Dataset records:
>> begin
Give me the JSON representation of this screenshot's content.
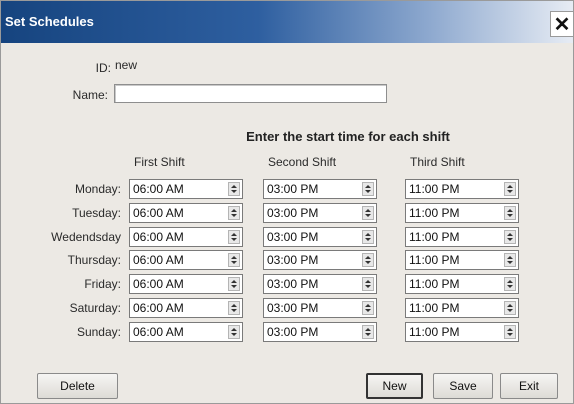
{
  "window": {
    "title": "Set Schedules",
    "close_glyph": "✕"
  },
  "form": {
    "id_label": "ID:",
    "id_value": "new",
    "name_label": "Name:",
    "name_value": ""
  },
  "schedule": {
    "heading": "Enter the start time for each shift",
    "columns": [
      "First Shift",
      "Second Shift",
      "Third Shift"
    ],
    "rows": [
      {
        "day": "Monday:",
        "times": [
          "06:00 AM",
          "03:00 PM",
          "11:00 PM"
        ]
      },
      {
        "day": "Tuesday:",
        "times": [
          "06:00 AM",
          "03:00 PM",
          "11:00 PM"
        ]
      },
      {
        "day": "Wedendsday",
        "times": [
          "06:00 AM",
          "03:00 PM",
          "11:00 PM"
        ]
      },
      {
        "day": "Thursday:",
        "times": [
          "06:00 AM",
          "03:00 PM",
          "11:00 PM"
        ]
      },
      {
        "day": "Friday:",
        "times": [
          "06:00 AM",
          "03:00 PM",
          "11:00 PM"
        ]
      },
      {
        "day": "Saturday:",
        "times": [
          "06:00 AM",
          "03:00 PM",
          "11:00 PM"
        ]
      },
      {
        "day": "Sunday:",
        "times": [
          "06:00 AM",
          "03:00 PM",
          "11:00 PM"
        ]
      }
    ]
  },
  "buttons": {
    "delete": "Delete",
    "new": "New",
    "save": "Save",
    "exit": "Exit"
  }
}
>> end
# What the task requires
Transcribe all entries above exactly. Drop the pictures.

# Final result
Give me the JSON representation of this screenshot's content.
{
  "window": {
    "title": "Set Schedules",
    "close_glyph": "✕"
  },
  "form": {
    "id_label": "ID:",
    "id_value": "new",
    "name_label": "Name:",
    "name_value": ""
  },
  "schedule": {
    "heading": "Enter the start time for each shift",
    "columns": [
      "First Shift",
      "Second Shift",
      "Third Shift"
    ],
    "rows": [
      {
        "day": "Monday:",
        "times": [
          "06:00 AM",
          "03:00 PM",
          "11:00 PM"
        ]
      },
      {
        "day": "Tuesday:",
        "times": [
          "06:00 AM",
          "03:00 PM",
          "11:00 PM"
        ]
      },
      {
        "day": "Wedendsday",
        "times": [
          "06:00 AM",
          "03:00 PM",
          "11:00 PM"
        ]
      },
      {
        "day": "Thursday:",
        "times": [
          "06:00 AM",
          "03:00 PM",
          "11:00 PM"
        ]
      },
      {
        "day": "Friday:",
        "times": [
          "06:00 AM",
          "03:00 PM",
          "11:00 PM"
        ]
      },
      {
        "day": "Saturday:",
        "times": [
          "06:00 AM",
          "03:00 PM",
          "11:00 PM"
        ]
      },
      {
        "day": "Sunday:",
        "times": [
          "06:00 AM",
          "03:00 PM",
          "11:00 PM"
        ]
      }
    ]
  },
  "buttons": {
    "delete": "Delete",
    "new": "New",
    "save": "Save",
    "exit": "Exit"
  }
}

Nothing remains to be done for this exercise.